> _PROBLEM TO WORK ON_: Word for word, transcribe the lines below and drop the pictures.

-- START RAW DATA --

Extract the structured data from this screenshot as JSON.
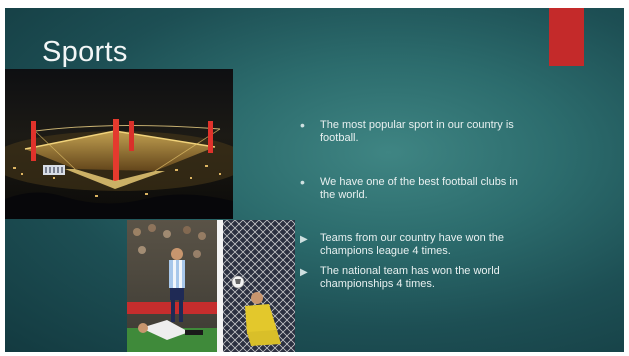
{
  "slide": {
    "title": "Sports",
    "accent_color": "#c42a2a",
    "bullets": [
      {
        "marker": "•",
        "text": "The most popular sport in our country is football."
      },
      {
        "marker": "•",
        "text": "We have one of the best football clubs in the world."
      },
      {
        "marker": "▶",
        "text": "Teams from our country have won the champions league 4 times."
      },
      {
        "marker": "▶",
        "text": "The national team has won the world championships 4 times."
      }
    ]
  },
  "icons": {
    "photo_1": "stadium-night-photo",
    "photo_2": "football-match-photo"
  }
}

-- END RAW DATA --

> _ANSWER TO THIS EXERCISE_:
Extract the structured data from this screenshot as JSON.
{
  "slide": {
    "title": "Sports",
    "accent_color": "#c42a2a",
    "bullets": [
      {
        "marker": "•",
        "text": "The most popular sport in our country is football."
      },
      {
        "marker": "•",
        "text": "We have one of the best football clubs in the world."
      },
      {
        "marker": "▶",
        "text": "Teams from our country have won the champions league 4 times."
      },
      {
        "marker": "▶",
        "text": "The national team has won the world championships 4 times."
      }
    ]
  },
  "icons": {
    "photo_1": "stadium-night-photo",
    "photo_2": "football-match-photo"
  }
}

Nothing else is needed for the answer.